| Task instructions |
Return the listing below unchanged, minus its pictures.
- - -
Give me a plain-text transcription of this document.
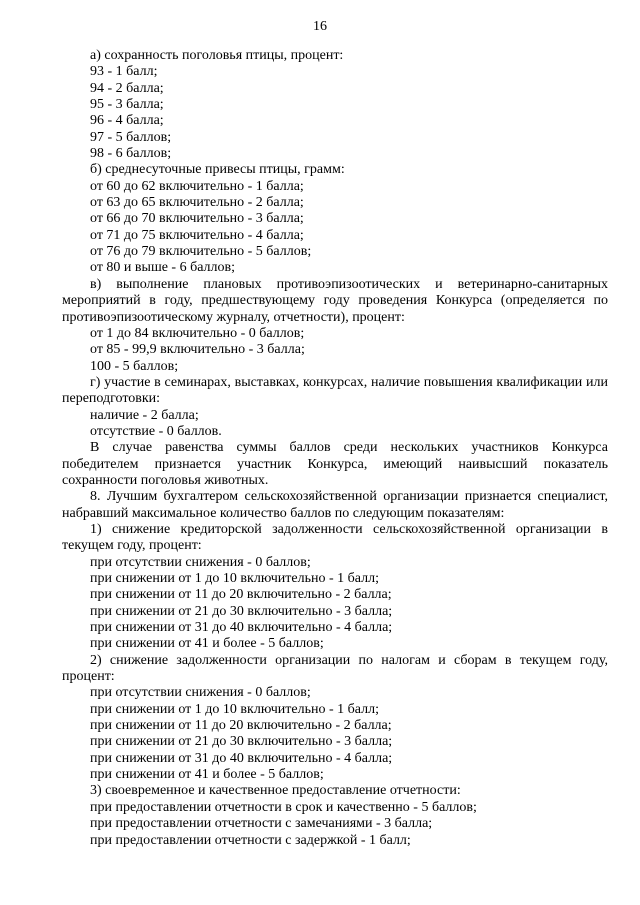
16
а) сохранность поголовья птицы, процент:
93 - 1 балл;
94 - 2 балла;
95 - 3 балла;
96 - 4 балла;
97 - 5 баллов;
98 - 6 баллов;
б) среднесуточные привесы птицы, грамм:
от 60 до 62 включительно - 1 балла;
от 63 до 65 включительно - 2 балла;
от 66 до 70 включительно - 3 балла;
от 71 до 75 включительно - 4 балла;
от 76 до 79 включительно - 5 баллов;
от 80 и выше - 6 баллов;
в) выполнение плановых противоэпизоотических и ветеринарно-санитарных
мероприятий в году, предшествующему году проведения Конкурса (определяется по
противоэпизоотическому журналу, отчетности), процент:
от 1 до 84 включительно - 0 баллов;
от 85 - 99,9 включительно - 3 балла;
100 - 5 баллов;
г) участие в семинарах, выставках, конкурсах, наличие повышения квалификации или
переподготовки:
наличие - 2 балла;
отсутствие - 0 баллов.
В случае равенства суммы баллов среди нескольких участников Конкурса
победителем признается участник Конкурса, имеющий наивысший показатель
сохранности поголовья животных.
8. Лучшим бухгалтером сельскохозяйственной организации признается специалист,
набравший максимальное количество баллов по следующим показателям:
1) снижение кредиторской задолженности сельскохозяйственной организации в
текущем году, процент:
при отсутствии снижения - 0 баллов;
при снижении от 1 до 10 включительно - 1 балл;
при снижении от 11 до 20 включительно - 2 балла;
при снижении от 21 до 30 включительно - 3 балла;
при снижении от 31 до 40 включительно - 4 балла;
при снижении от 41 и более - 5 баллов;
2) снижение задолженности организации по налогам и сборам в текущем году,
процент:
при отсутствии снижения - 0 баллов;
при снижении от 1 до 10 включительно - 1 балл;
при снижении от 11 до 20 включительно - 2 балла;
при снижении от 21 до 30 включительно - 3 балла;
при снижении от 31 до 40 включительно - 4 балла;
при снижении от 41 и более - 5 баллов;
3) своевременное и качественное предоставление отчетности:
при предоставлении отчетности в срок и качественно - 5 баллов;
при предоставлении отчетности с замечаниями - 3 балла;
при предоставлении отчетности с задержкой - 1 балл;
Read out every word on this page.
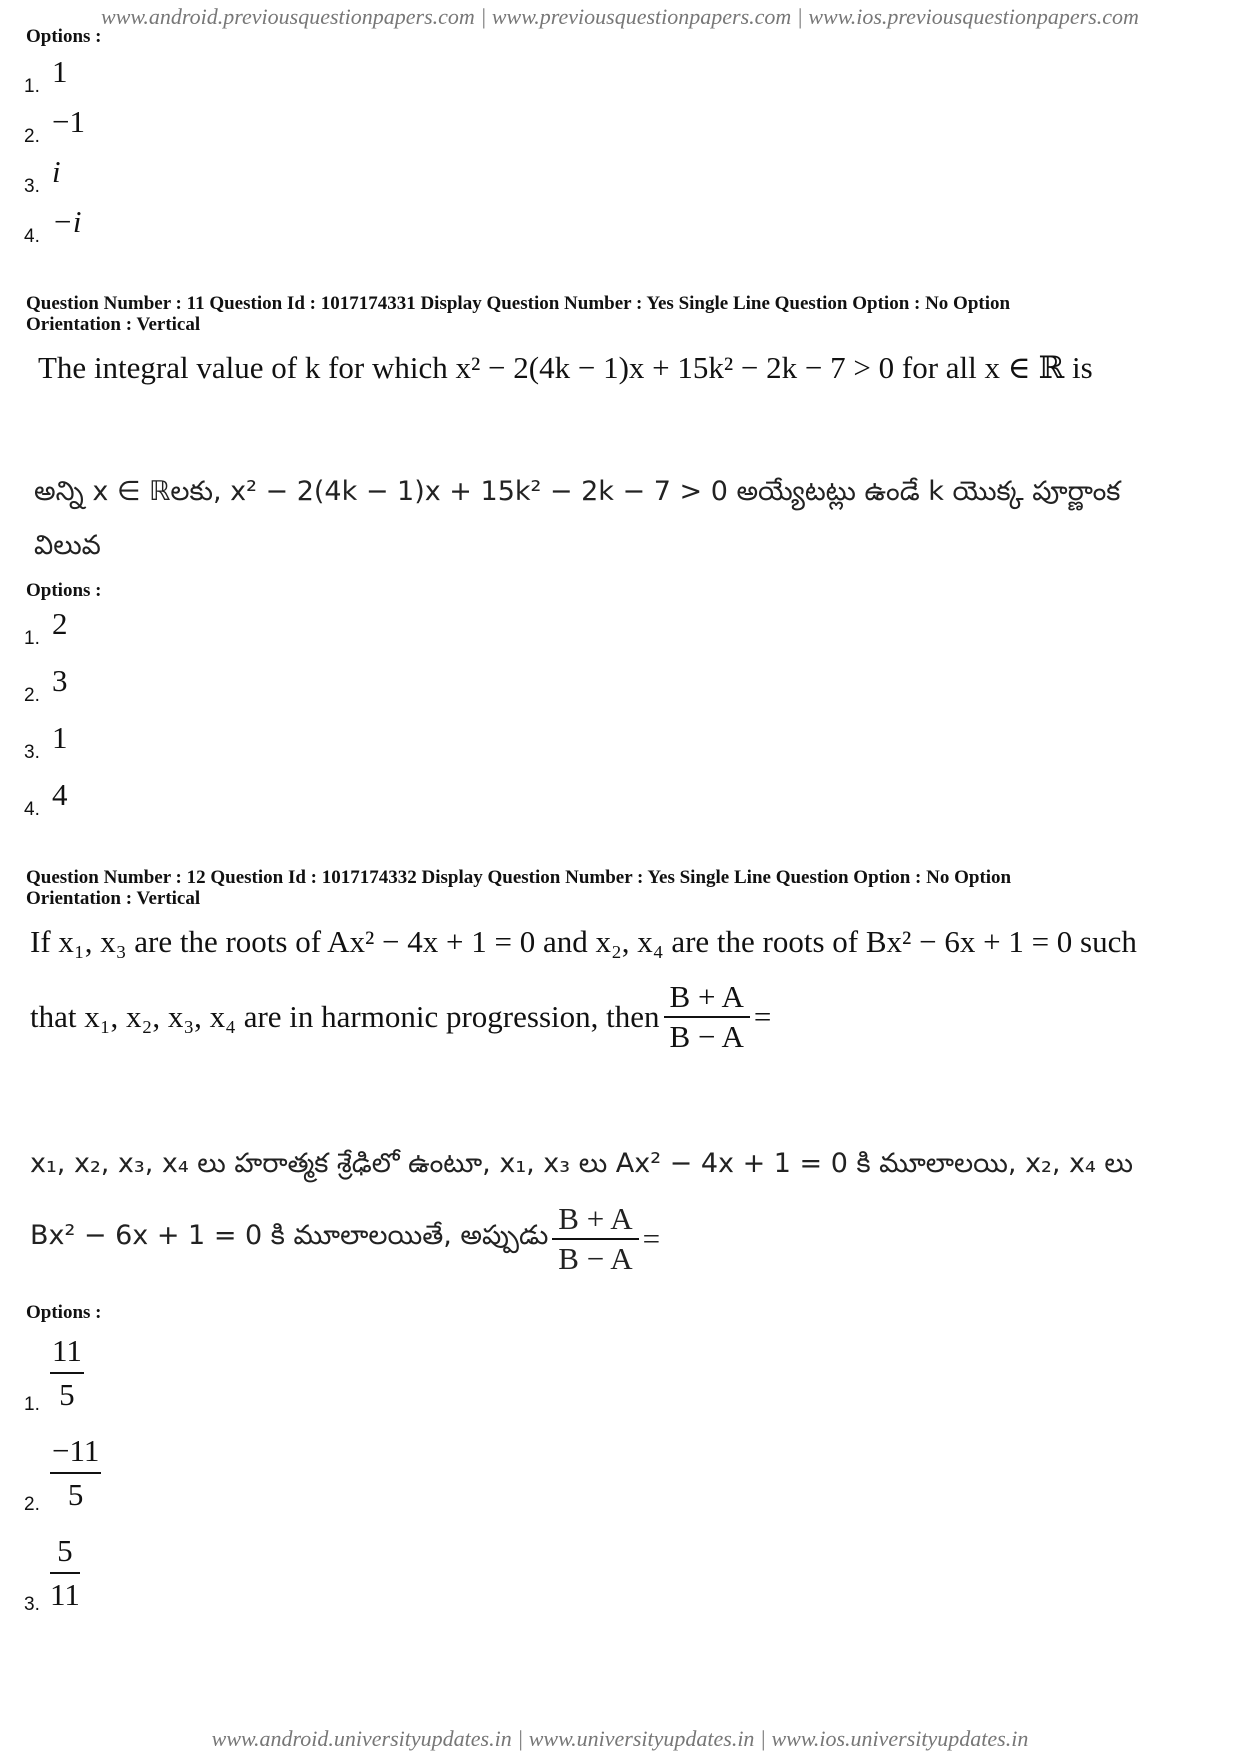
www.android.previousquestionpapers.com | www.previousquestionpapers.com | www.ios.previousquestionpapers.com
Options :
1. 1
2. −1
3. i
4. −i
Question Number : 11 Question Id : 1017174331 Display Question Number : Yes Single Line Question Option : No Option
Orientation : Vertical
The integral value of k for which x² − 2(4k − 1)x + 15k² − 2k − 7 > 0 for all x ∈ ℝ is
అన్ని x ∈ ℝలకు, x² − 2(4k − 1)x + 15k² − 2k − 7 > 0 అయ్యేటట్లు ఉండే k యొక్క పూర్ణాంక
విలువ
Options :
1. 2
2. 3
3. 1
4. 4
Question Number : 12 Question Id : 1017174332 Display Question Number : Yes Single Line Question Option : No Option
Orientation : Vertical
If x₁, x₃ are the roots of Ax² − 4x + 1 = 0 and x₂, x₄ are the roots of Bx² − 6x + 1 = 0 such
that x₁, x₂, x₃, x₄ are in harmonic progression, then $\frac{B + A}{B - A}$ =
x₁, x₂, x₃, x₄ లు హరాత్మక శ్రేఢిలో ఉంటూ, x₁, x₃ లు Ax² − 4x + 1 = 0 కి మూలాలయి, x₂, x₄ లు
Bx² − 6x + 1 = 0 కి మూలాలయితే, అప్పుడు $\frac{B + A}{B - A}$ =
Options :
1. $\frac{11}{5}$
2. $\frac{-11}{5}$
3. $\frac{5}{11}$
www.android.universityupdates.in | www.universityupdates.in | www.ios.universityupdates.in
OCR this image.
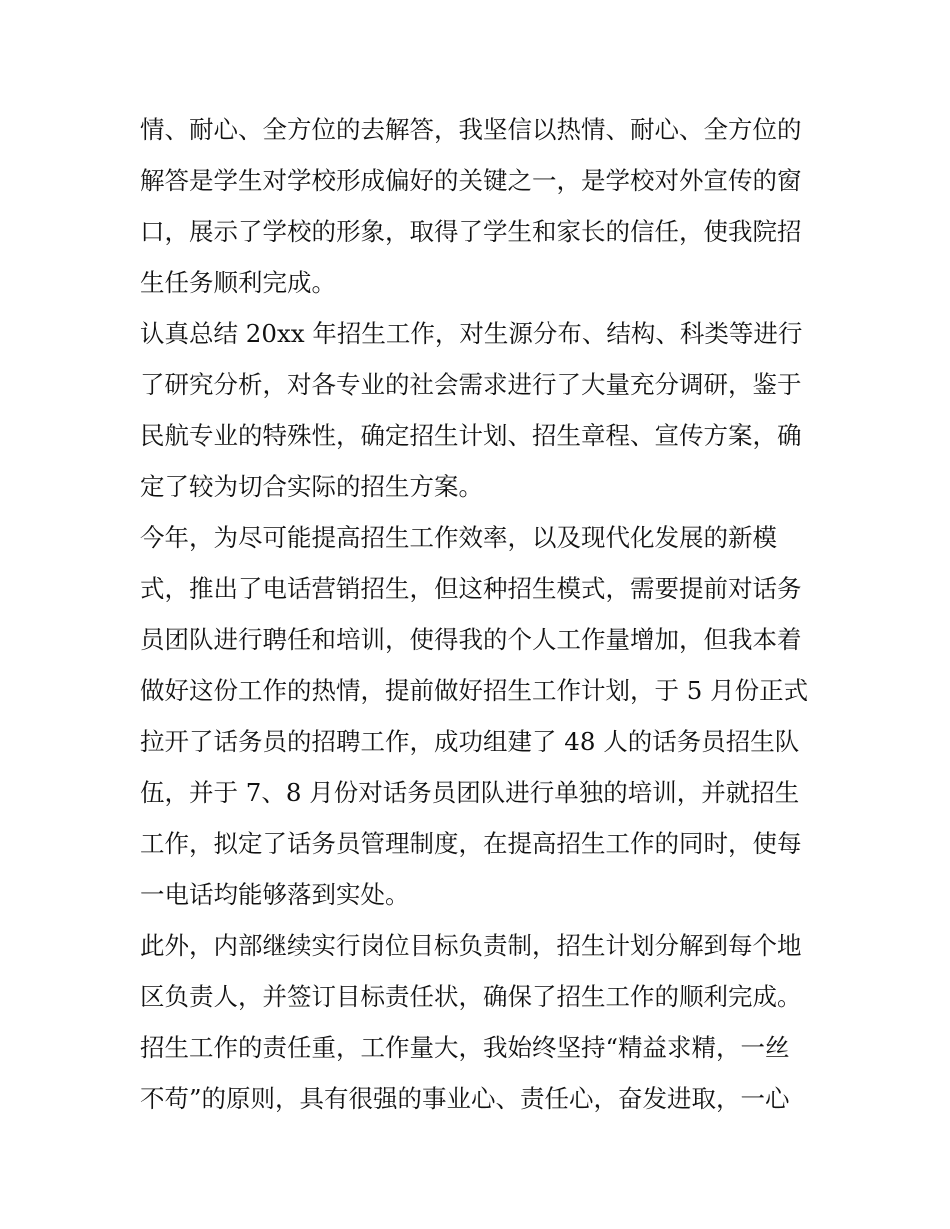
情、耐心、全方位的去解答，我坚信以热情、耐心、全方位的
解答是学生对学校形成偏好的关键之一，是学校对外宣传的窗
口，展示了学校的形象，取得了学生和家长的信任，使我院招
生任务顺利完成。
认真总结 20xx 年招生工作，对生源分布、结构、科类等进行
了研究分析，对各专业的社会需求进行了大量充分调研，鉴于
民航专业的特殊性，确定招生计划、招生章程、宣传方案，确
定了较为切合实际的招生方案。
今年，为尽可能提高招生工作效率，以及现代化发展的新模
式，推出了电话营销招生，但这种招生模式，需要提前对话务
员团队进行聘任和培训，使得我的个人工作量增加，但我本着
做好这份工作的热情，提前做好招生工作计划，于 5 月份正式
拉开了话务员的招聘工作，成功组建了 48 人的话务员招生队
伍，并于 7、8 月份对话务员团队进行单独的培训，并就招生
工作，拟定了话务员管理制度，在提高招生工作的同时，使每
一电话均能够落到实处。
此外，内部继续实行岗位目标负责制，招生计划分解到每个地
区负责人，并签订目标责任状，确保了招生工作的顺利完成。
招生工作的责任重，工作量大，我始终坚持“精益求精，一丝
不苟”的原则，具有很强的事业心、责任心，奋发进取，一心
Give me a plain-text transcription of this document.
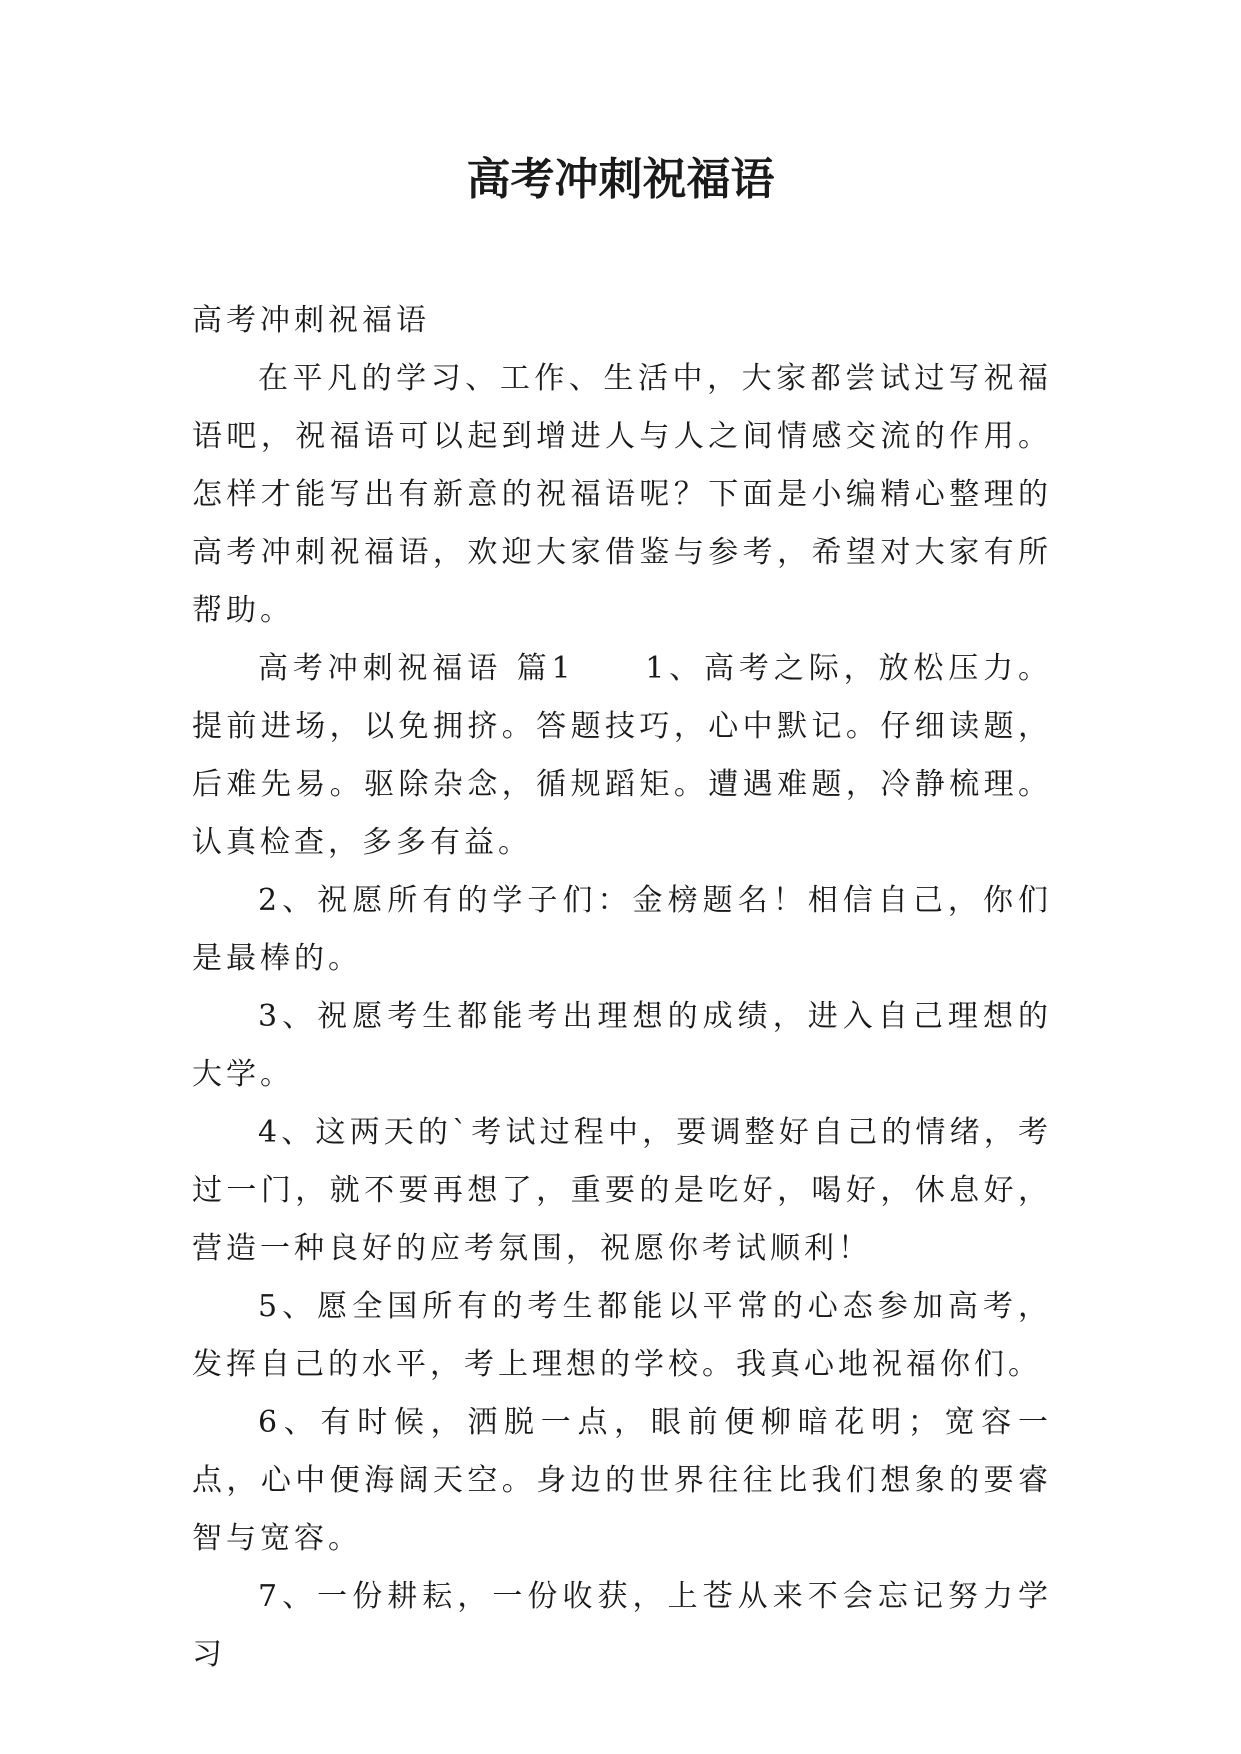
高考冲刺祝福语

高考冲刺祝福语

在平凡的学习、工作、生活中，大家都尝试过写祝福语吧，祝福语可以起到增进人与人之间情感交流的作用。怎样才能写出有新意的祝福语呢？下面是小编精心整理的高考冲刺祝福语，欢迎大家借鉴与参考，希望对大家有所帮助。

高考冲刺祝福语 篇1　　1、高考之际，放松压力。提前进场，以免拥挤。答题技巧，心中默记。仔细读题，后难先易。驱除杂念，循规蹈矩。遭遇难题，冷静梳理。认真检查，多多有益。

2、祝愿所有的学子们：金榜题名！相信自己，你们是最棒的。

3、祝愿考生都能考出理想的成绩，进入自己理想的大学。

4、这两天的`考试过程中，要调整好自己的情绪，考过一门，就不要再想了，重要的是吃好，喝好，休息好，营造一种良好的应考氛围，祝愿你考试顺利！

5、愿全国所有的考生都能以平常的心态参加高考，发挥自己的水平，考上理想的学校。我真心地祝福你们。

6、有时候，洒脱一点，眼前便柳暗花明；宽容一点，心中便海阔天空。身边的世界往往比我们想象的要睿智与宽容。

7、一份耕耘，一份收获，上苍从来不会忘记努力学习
- - -
| Worked answer |
Give me a plain-text transcription of this document.
16
а) сохранность поголовья птицы, процент:
93 - 1 балл;
94 - 2 балла;
95 - 3 балла;
96 - 4 балла;
97 - 5 баллов;
98 - 6 баллов;
б) среднесуточные привесы птицы, грамм:
от 60 до 62 включительно - 1 балла;
от 63 до 65 включительно - 2 балла;
от 66 до 70 включительно - 3 балла;
от 71 до 75 включительно - 4 балла;
от 76 до 79 включительно - 5 баллов;
от 80 и выше - 6 баллов;
в) выполнение плановых противоэпизоотических и ветеринарно-санитарных
мероприятий в году, предшествующему году проведения Конкурса (определяется по
противоэпизоотическому журналу, отчетности), процент:
от 1 до 84 включительно - 0 баллов;
от 85 - 99,9 включительно - 3 балла;
100 - 5 баллов;
г) участие в семинарах, выставках, конкурсах, наличие повышения квалификации или
переподготовки:
наличие - 2 балла;
отсутствие - 0 баллов.
В случае равенства суммы баллов среди нескольких участников Конкурса
победителем признается участник Конкурса, имеющий наивысший показатель
сохранности поголовья животных.
8. Лучшим бухгалтером сельскохозяйственной организации признается специалист,
набравший максимальное количество баллов по следующим показателям:
1) снижение кредиторской задолженности сельскохозяйственной организации в
текущем году, процент:
при отсутствии снижения - 0 баллов;
при снижении от 1 до 10 включительно - 1 балл;
при снижении от 11 до 20 включительно - 2 балла;
при снижении от 21 до 30 включительно - 3 балла;
при снижении от 31 до 40 включительно - 4 балла;
при снижении от 41 и более - 5 баллов;
2) снижение задолженности организации по налогам и сборам в текущем году,
процент:
при отсутствии снижения - 0 баллов;
при снижении от 1 до 10 включительно - 1 балл;
при снижении от 11 до 20 включительно - 2 балла;
при снижении от 21 до 30 включительно - 3 балла;
при снижении от 31 до 40 включительно - 4 балла;
при снижении от 41 и более - 5 баллов;
3) своевременное и качественное предоставление отчетности:
при предоставлении отчетности в срок и качественно - 5 баллов;
при предоставлении отчетности с замечаниями - 3 балла;
при предоставлении отчетности с задержкой - 1 балл;
Read out every word on this page.
www.android.previousquestionpapers.com | www.previousquestionpapers.com | www.ios.previousquestionpapers.com
Options :
1. 1
2. −1
3. i
4. −i
Question Number : 11 Question Id : 1017174331 Display Question Number : Yes Single Line Question Option : No Option
Orientation : Vertical
The integral value of k for which x² − 2(4k − 1)x + 15k² − 2k − 7 > 0 for all x ∈ ℝ is
అన్ని x ∈ ℝలకు, x² − 2(4k − 1)x + 15k² − 2k − 7 > 0 అయ్యేటట్లు ఉండే k యొక్క పూర్ణాంక
విలువ
Options :
1. 2
2. 3
3. 1
4. 4
Question Number : 12 Question Id : 1017174332 Display Question Number : Yes Single Line Question Option : No Option
Orientation : Vertical
If x₁, x₃ are the roots of Ax² − 4x + 1 = 0 and x₂, x₄ are the roots of Bx² − 6x + 1 = 0 such
that x₁, x₂, x₃, x₄ are in harmonic progression, then $\frac{B + A}{B - A}$ =
x₁, x₂, x₃, x₄ లు హరాత్మక శ్రేఢిలో ఉంటూ, x₁, x₃ లు Ax² − 4x + 1 = 0 కి మూలాలయి, x₂, x₄ లు
Bx² − 6x + 1 = 0 కి మూలాలయితే, అప్పుడు $\frac{B + A}{B - A}$ =
Options :
1. $\frac{11}{5}$
2. $\frac{-11}{5}$
3. $\frac{5}{11}$
www.android.universityupdates.in | www.universityupdates.in | www.ios.universityupdates.in
OCR this image.
情、耐心、全方位的去解答，我坚信以热情、耐心、全方位的
解答是学生对学校形成偏好的关键之一，是学校对外宣传的窗
口，展示了学校的形象，取得了学生和家长的信任，使我院招
生任务顺利完成。
认真总结 20xx 年招生工作，对生源分布、结构、科类等进行
了研究分析，对各专业的社会需求进行了大量充分调研，鉴于
民航专业的特殊性，确定招生计划、招生章程、宣传方案，确
定了较为切合实际的招生方案。
今年，为尽可能提高招生工作效率，以及现代化发展的新模
式，推出了电话营销招生，但这种招生模式，需要提前对话务
员团队进行聘任和培训，使得我的个人工作量增加，但我本着
做好这份工作的热情，提前做好招生工作计划，于 5 月份正式
拉开了话务员的招聘工作，成功组建了 48 人的话务员招生队
伍，并于 7、8 月份对话务员团队进行单独的培训，并就招生
工作，拟定了话务员管理制度，在提高招生工作的同时，使每
一电话均能够落到实处。
此外，内部继续实行岗位目标负责制，招生计划分解到每个地
区负责人，并签订目标责任状，确保了招生工作的顺利完成。
招生工作的责任重，工作量大，我始终坚持“精益求精，一丝
不苟”的原则，具有很强的事业心、责任心，奋发进取，一心
Give me a plain-text transcription of this document.
高考冲刺祝福语

高考冲刺祝福语

在平凡的学习、工作、生活中，大家都尝试过写祝福语吧，祝福语可以起到增进人与人之间情感交流的作用。怎样才能写出有新意的祝福语呢？下面是小编精心整理的高考冲刺祝福语，欢迎大家借鉴与参考，希望对大家有所帮助。

高考冲刺祝福语 篇1　　1、高考之际，放松压力。提前进场，以免拥挤。答题技巧，心中默记。仔细读题，后难先易。驱除杂念，循规蹈矩。遭遇难题，冷静梳理。认真检查，多多有益。

2、祝愿所有的学子们：金榜题名！相信自己，你们是最棒的。

3、祝愿考生都能考出理想的成绩，进入自己理想的大学。

4、这两天的`考试过程中，要调整好自己的情绪，考过一门，就不要再想了，重要的是吃好，喝好，休息好，营造一种良好的应考氛围，祝愿你考试顺利！

5、愿全国所有的考生都能以平常的心态参加高考，发挥自己的水平，考上理想的学校。我真心地祝福你们。

6、有时候，洒脱一点，眼前便柳暗花明；宽容一点，心中便海阔天空。身边的世界往往比我们想象的要睿智与宽容。

7、一份耕耘，一份收获，上苍从来不会忘记努力学习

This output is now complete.